- _EXERCISE DESCRIPTION_
Read the data and repeat all of it exactly.

— Start of EXCERPTED DATA —

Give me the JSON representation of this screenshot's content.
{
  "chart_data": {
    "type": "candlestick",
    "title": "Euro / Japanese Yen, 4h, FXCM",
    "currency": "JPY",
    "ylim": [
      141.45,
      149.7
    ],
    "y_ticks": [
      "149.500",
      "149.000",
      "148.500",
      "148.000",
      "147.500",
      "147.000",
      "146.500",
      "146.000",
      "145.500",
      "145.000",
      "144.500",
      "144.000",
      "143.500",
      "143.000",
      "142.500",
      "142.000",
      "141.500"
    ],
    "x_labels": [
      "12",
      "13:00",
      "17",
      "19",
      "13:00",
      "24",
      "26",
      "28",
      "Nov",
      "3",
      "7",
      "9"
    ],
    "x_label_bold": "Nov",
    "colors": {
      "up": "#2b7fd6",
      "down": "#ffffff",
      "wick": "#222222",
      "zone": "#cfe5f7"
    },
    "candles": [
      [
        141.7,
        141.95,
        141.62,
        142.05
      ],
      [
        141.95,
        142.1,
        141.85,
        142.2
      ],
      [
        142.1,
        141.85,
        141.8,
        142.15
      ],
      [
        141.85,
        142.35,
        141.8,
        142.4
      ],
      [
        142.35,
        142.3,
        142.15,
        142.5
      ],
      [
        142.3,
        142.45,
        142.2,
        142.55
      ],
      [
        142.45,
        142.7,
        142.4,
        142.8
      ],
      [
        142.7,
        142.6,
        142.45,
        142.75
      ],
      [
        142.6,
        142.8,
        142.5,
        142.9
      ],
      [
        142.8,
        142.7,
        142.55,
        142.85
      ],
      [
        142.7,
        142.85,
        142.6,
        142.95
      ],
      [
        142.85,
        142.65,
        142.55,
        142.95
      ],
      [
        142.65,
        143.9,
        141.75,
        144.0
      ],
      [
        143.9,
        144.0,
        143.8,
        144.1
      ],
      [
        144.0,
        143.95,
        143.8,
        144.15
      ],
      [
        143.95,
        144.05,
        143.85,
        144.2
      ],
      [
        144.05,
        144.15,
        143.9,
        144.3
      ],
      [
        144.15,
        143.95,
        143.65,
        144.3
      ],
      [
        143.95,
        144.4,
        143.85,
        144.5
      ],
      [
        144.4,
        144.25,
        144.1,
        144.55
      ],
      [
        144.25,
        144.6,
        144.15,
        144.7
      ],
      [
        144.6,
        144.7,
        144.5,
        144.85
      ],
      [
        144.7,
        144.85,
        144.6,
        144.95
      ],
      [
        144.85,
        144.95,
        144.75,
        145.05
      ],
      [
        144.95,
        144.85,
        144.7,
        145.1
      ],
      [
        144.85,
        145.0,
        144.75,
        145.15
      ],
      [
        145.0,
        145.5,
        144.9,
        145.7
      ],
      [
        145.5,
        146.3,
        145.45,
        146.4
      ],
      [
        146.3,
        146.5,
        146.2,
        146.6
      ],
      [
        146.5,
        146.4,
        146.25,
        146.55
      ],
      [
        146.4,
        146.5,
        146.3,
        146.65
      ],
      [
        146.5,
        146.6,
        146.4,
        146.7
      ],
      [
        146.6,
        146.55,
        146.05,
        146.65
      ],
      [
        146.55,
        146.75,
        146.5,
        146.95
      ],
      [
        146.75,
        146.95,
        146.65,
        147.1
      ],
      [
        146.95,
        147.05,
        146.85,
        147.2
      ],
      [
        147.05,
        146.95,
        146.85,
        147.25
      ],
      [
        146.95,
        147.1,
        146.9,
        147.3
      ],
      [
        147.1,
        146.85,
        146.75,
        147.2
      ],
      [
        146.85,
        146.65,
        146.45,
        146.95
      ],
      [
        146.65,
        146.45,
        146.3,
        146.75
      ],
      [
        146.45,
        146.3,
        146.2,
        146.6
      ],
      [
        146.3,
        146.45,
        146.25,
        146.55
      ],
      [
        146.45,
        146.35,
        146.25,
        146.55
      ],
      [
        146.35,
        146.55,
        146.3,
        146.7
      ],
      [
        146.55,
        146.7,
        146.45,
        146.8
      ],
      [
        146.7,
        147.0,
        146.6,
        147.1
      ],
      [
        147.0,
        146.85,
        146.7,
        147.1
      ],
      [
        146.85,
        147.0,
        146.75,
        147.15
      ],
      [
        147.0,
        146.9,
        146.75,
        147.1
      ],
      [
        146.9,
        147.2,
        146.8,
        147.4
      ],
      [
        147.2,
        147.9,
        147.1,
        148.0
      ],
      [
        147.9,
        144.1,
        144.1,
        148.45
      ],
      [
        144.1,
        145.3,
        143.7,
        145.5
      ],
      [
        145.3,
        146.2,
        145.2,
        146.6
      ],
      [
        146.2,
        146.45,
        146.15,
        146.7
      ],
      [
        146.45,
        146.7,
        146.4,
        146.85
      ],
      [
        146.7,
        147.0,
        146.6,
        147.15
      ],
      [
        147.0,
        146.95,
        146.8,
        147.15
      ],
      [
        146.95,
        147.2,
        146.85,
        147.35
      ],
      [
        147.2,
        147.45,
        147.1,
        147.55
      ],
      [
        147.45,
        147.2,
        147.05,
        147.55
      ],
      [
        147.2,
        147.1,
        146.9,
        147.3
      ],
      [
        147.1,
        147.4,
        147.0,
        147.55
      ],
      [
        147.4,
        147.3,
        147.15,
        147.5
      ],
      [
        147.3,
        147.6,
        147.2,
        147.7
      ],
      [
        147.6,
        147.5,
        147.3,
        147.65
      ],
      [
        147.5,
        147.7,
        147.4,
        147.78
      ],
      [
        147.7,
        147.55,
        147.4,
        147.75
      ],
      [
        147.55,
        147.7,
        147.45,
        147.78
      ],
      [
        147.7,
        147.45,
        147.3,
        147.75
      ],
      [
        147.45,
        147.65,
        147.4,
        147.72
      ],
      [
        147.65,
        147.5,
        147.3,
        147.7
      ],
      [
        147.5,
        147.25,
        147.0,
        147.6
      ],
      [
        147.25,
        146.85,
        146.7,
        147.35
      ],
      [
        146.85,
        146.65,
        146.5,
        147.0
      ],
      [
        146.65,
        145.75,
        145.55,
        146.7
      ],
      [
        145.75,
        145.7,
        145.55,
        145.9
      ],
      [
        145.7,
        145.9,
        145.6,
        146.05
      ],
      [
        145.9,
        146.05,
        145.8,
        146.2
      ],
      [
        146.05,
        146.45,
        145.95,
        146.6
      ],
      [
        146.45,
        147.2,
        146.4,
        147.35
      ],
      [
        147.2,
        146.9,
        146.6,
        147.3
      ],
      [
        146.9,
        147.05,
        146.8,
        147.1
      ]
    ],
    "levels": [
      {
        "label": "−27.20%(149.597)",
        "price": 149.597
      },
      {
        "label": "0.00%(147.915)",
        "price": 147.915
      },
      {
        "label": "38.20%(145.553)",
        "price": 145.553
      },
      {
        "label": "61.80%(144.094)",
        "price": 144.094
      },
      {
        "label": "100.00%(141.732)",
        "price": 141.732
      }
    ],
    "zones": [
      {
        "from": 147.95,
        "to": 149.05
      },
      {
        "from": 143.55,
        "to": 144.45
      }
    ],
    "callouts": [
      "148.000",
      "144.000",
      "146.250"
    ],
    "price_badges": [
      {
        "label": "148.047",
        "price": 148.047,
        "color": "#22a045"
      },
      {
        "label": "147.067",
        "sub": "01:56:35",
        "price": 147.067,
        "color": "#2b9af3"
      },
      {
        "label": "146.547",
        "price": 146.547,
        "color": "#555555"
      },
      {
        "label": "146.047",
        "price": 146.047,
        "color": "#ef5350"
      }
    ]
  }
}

— End of EXCERPTED DATA —

- _RESPONSE TO THE EXERCISE_
Give me the JSON representation of this screenshot's content.
{
  "chart_data": {
    "type": "candlestick",
    "title": "Euro / Japanese Yen, 4h, FXCM",
    "currency": "JPY",
    "ylim": [
      141.45,
      149.7
    ],
    "y_ticks": [
      "149.500",
      "149.000",
      "148.500",
      "148.000",
      "147.500",
      "147.000",
      "146.500",
      "146.000",
      "145.500",
      "145.000",
      "144.500",
      "144.000",
      "143.500",
      "143.000",
      "142.500",
      "142.000",
      "141.500"
    ],
    "x_labels": [
      "12",
      "13:00",
      "17",
      "19",
      "13:00",
      "24",
      "26",
      "28",
      "Nov",
      "3",
      "7",
      "9"
    ],
    "x_label_bold": "Nov",
    "colors": {
      "up": "#2b7fd6",
      "down": "#ffffff",
      "wick": "#222222",
      "zone": "#cfe5f7"
    },
    "candles": [
      [
        141.7,
        141.95,
        141.62,
        142.05
      ],
      [
        141.95,
        142.1,
        141.85,
        142.2
      ],
      [
        142.1,
        141.85,
        141.8,
        142.15
      ],
      [
        141.85,
        142.35,
        141.8,
        142.4
      ],
      [
        142.35,
        142.3,
        142.15,
        142.5
      ],
      [
        142.3,
        142.45,
        142.2,
        142.55
      ],
      [
        142.45,
        142.7,
        142.4,
        142.8
      ],
      [
        142.7,
        142.6,
        142.45,
        142.75
      ],
      [
        142.6,
        142.8,
        142.5,
        142.9
      ],
      [
        142.8,
        142.7,
        142.55,
        142.85
      ],
      [
        142.7,
        142.85,
        142.6,
        142.95
      ],
      [
        142.85,
        142.65,
        142.55,
        142.95
      ],
      [
        142.65,
        143.9,
        141.75,
        144.0
      ],
      [
        143.9,
        144.0,
        143.8,
        144.1
      ],
      [
        144.0,
        143.95,
        143.8,
        144.15
      ],
      [
        143.95,
        144.05,
        143.85,
        144.2
      ],
      [
        144.05,
        144.15,
        143.9,
        144.3
      ],
      [
        144.15,
        143.95,
        143.65,
        144.3
      ],
      [
        143.95,
        144.4,
        143.85,
        144.5
      ],
      [
        144.4,
        144.25,
        144.1,
        144.55
      ],
      [
        144.25,
        144.6,
        144.15,
        144.7
      ],
      [
        144.6,
        144.7,
        144.5,
        144.85
      ],
      [
        144.7,
        144.85,
        144.6,
        144.95
      ],
      [
        144.85,
        144.95,
        144.75,
        145.05
      ],
      [
        144.95,
        144.85,
        144.7,
        145.1
      ],
      [
        144.85,
        145.0,
        144.75,
        145.15
      ],
      [
        145.0,
        145.5,
        144.9,
        145.7
      ],
      [
        145.5,
        146.3,
        145.45,
        146.4
      ],
      [
        146.3,
        146.5,
        146.2,
        146.6
      ],
      [
        146.5,
        146.4,
        146.25,
        146.55
      ],
      [
        146.4,
        146.5,
        146.3,
        146.65
      ],
      [
        146.5,
        146.6,
        146.4,
        146.7
      ],
      [
        146.6,
        146.55,
        146.05,
        146.65
      ],
      [
        146.55,
        146.75,
        146.5,
        146.95
      ],
      [
        146.75,
        146.95,
        146.65,
        147.1
      ],
      [
        146.95,
        147.05,
        146.85,
        147.2
      ],
      [
        147.05,
        146.95,
        146.85,
        147.25
      ],
      [
        146.95,
        147.1,
        146.9,
        147.3
      ],
      [
        147.1,
        146.85,
        146.75,
        147.2
      ],
      [
        146.85,
        146.65,
        146.45,
        146.95
      ],
      [
        146.65,
        146.45,
        146.3,
        146.75
      ],
      [
        146.45,
        146.3,
        146.2,
        146.6
      ],
      [
        146.3,
        146.45,
        146.25,
        146.55
      ],
      [
        146.45,
        146.35,
        146.25,
        146.55
      ],
      [
        146.35,
        146.55,
        146.3,
        146.7
      ],
      [
        146.55,
        146.7,
        146.45,
        146.8
      ],
      [
        146.7,
        147.0,
        146.6,
        147.1
      ],
      [
        147.0,
        146.85,
        146.7,
        147.1
      ],
      [
        146.85,
        147.0,
        146.75,
        147.15
      ],
      [
        147.0,
        146.9,
        146.75,
        147.1
      ],
      [
        146.9,
        147.2,
        146.8,
        147.4
      ],
      [
        147.2,
        147.9,
        147.1,
        148.0
      ],
      [
        147.9,
        144.1,
        144.1,
        148.45
      ],
      [
        144.1,
        145.3,
        143.7,
        145.5
      ],
      [
        145.3,
        146.2,
        145.2,
        146.6
      ],
      [
        146.2,
        146.45,
        146.15,
        146.7
      ],
      [
        146.45,
        146.7,
        146.4,
        146.85
      ],
      [
        146.7,
        147.0,
        146.6,
        147.15
      ],
      [
        147.0,
        146.95,
        146.8,
        147.15
      ],
      [
        146.95,
        147.2,
        146.85,
        147.35
      ],
      [
        147.2,
        147.45,
        147.1,
        147.55
      ],
      [
        147.45,
        147.2,
        147.05,
        147.55
      ],
      [
        147.2,
        147.1,
        146.9,
        147.3
      ],
      [
        147.1,
        147.4,
        147.0,
        147.55
      ],
      [
        147.4,
        147.3,
        147.15,
        147.5
      ],
      [
        147.3,
        147.6,
        147.2,
        147.7
      ],
      [
        147.6,
        147.5,
        147.3,
        147.65
      ],
      [
        147.5,
        147.7,
        147.4,
        147.78
      ],
      [
        147.7,
        147.55,
        147.4,
        147.75
      ],
      [
        147.55,
        147.7,
        147.45,
        147.78
      ],
      [
        147.7,
        147.45,
        147.3,
        147.75
      ],
      [
        147.45,
        147.65,
        147.4,
        147.72
      ],
      [
        147.65,
        147.5,
        147.3,
        147.7
      ],
      [
        147.5,
        147.25,
        147.0,
        147.6
      ],
      [
        147.25,
        146.85,
        146.7,
        147.35
      ],
      [
        146.85,
        146.65,
        146.5,
        147.0
      ],
      [
        146.65,
        145.75,
        145.55,
        146.7
      ],
      [
        145.75,
        145.7,
        145.55,
        145.9
      ],
      [
        145.7,
        145.9,
        145.6,
        146.05
      ],
      [
        145.9,
        146.05,
        145.8,
        146.2
      ],
      [
        146.05,
        146.45,
        145.95,
        146.6
      ],
      [
        146.45,
        147.2,
        146.4,
        147.35
      ],
      [
        147.2,
        146.9,
        146.6,
        147.3
      ],
      [
        146.9,
        147.05,
        146.8,
        147.1
      ]
    ],
    "levels": [
      {
        "label": "−27.20%(149.597)",
        "price": 149.597
      },
      {
        "label": "0.00%(147.915)",
        "price": 147.915
      },
      {
        "label": "38.20%(145.553)",
        "price": 145.553
      },
      {
        "label": "61.80%(144.094)",
        "price": 144.094
      },
      {
        "label": "100.00%(141.732)",
        "price": 141.732
      }
    ],
    "zones": [
      {
        "from": 147.95,
        "to": 149.05
      },
      {
        "from": 143.55,
        "to": 144.45
      }
    ],
    "callouts": [
      "148.000",
      "144.000",
      "146.250"
    ],
    "price_badges": [
      {
        "label": "148.047",
        "price": 148.047,
        "color": "#22a045"
      },
      {
        "label": "147.067",
        "sub": "01:56:35",
        "price": 147.067,
        "color": "#2b9af3"
      },
      {
        "label": "146.547",
        "price": 146.547,
        "color": "#555555"
      },
      {
        "label": "146.047",
        "price": 146.047,
        "color": "#ef5350"
      }
    ]
  }
}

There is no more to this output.